Task requirements |
Reproduce the records below without changes, beginning at the line that contains "maximize-button[interactable]: □ [805,3,819,20]" and stopping after the line that contains "field-edit-icon[interactable] [10,213,26,228]".

####

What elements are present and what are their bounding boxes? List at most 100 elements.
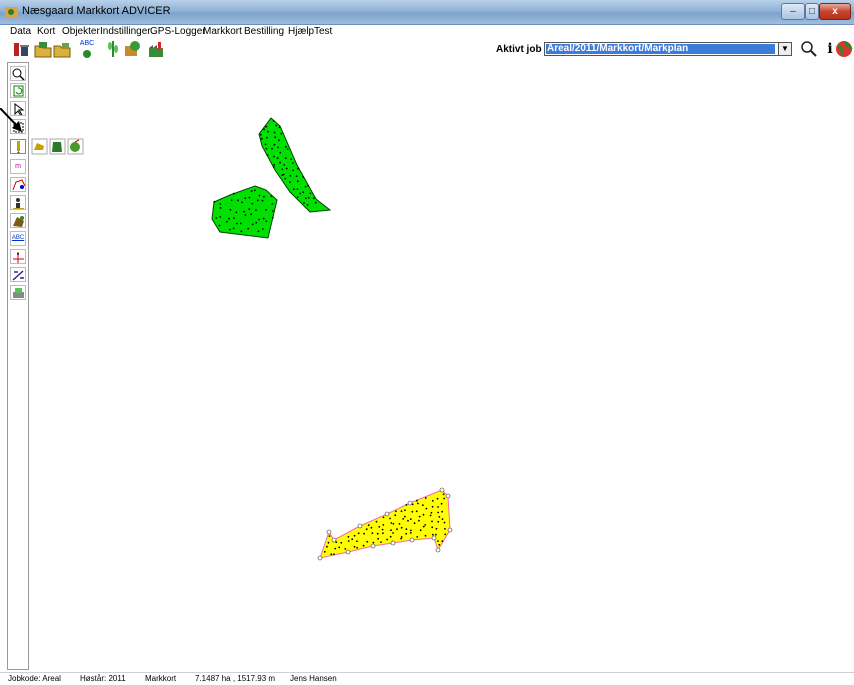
maximize-button[interactable]: □ [805,3,819,20]
sample-point [330,553,333,556]
menu-kort[interactable]: Kort [37,26,55,37]
vertex-handle[interactable] [384,511,390,517]
label-tool[interactable]: ABC [10,231,26,246]
sample-point [255,209,257,212]
sample-point [431,499,434,502]
vertex-handle[interactable] [447,527,453,533]
sample-point [284,177,287,180]
sample-point [416,499,418,502]
sample-point [296,180,299,183]
sample-point [404,509,406,512]
factory-icon[interactable] [147,40,165,58]
print-icon[interactable] [10,285,26,300]
menu-objekter[interactable]: Objekter [62,26,100,37]
sample-point [296,196,299,198]
field-edit-icon[interactable] [10,213,26,228]
sample-point [243,210,245,213]
menu-data[interactable]: Data [10,26,31,37]
sample-point [437,506,439,508]
sack-icon[interactable] [49,138,66,155]
tractor-icon[interactable] [31,138,48,155]
menu-indstillinger[interactable]: Indstillinger [100,26,151,37]
status-jobkode: Jobkode: Areal [8,674,61,683]
fertilizer-icon[interactable] [123,40,141,58]
refresh-icon[interactable] [10,83,26,98]
minimize-button[interactable]: – [781,3,805,20]
gps-person-icon[interactable] [10,195,26,210]
sample-point [363,532,365,535]
folder-field-icon[interactable] [53,40,71,58]
sample-point [410,529,412,532]
vertex-handle[interactable] [331,537,337,543]
sample-point [333,553,335,556]
search-icon[interactable] [800,40,818,58]
open-folder-icon[interactable] [34,40,52,58]
sample-point [340,541,343,544]
vertex-handle[interactable] [357,523,363,529]
vertex-handle[interactable] [317,555,323,561]
sample-point [271,210,274,212]
status-area: 7.1487 ha , 1517.93 m [195,674,276,683]
vertex-handle[interactable] [439,487,445,493]
split-icon[interactable] [10,249,26,264]
globe-icon[interactable] [835,40,853,58]
vertex-handle[interactable] [390,540,396,546]
sample-point [244,197,247,200]
sample-point [389,535,392,538]
annotation-arrow-icon [0,108,22,132]
sample-point [323,550,326,553]
sample-point [409,518,412,520]
active-job-value: Areal/2011/Markkort/Markplan [546,44,775,54]
sample-point [257,230,260,233]
sample-point [213,200,216,203]
sample-point [314,201,317,204]
map-canvas[interactable] [30,62,854,670]
menu-bestilling[interactable]: Bestilling [244,26,284,37]
vertex-handle[interactable] [326,529,332,535]
vertex-handle[interactable] [445,493,451,499]
planting-icon[interactable] [67,138,84,155]
sample-point [277,146,279,149]
sample-point [279,151,282,154]
left-toolbar: m ABC [7,62,29,670]
vertex-handle[interactable] [345,549,351,555]
status-user: Jens Hansen [290,674,337,683]
sample-point [266,136,268,139]
sample-point [441,510,443,513]
sample-point [281,174,284,176]
sample-point [429,514,432,517]
vertex-handle[interactable] [435,547,441,553]
sample-point [436,497,439,500]
sample-point [236,222,238,225]
sample-point [307,196,310,199]
sample-point [435,533,437,536]
menu-test[interactable]: Test [314,26,332,37]
farm-icon[interactable] [12,40,30,58]
active-job-select[interactable]: Areal/2011/Markkort/Markplan ▼ [544,42,792,56]
sample-point [228,217,230,220]
polygon-icon[interactable] [10,177,26,192]
sample-point [424,534,427,537]
sample-point [390,529,392,532]
sample-point [394,514,397,517]
chevron-down-icon[interactable]: ▼ [778,43,791,55]
sample-point [378,526,381,528]
measure-tool[interactable]: m [10,159,26,174]
zoom-icon[interactable] [10,66,26,81]
sample-point [282,173,285,176]
merge-icon[interactable] [10,267,26,282]
menu-gps-logger[interactable]: GPS-Logger [150,26,206,37]
sample-point [422,513,425,516]
menu-markkort[interactable]: Markkort [203,26,242,37]
app-icon [5,7,18,17]
sample-point [405,532,408,535]
vertex-handle[interactable] [370,543,376,549]
vertex-handle[interactable] [407,500,413,506]
sample-point [219,216,222,218]
vertex-handle[interactable] [409,537,415,543]
close-button[interactable]: x [819,3,851,20]
crop-icon[interactable] [104,40,122,58]
menu-hjaelp[interactable]: Hjælp [288,26,314,37]
marker-tool-icon[interactable] [10,139,26,154]
vertex-handle[interactable] [431,535,437,541]
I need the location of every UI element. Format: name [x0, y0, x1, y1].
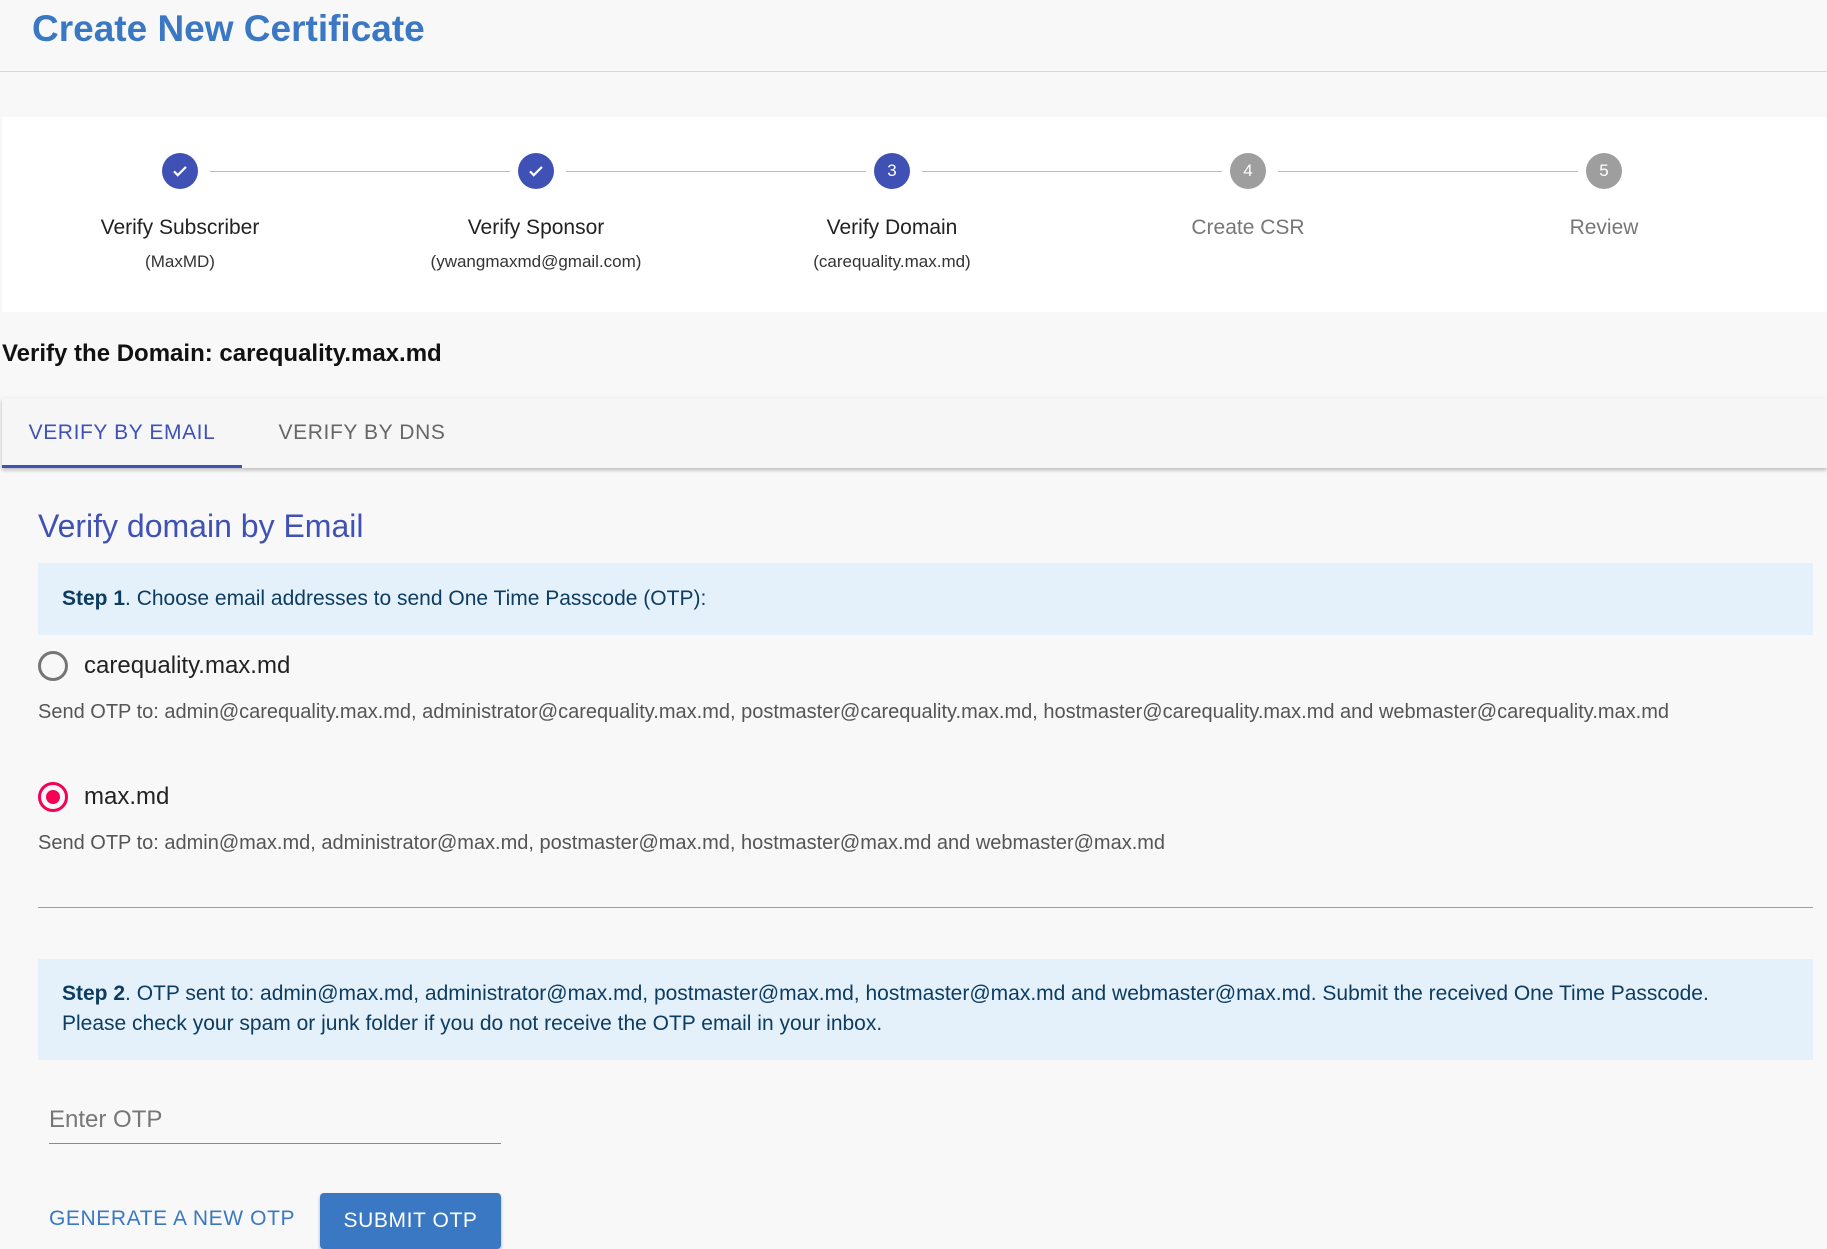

####

Solution for this problem |
maximize-button[interactable]: □ [805,3,819,20]
sample-point [330,553,333,556]
menu-kort[interactable]: Kort [37,26,55,37]
vertex-handle[interactable] [384,511,390,517]
label-tool[interactable]: ABC [10,231,26,246]
sample-point [255,209,257,212]
sample-point [431,499,434,502]
vertex-handle[interactable] [447,527,453,533]
sample-point [284,177,287,180]
sample-point [416,499,418,502]
sample-point [296,180,299,183]
sample-point [404,509,406,512]
factory-icon[interactable] [147,40,165,58]
print-icon[interactable] [10,285,26,300]
menu-objekter[interactable]: Objekter [62,26,100,37]
sample-point [296,196,299,198]
field-edit-icon[interactable] [10,213,26,228]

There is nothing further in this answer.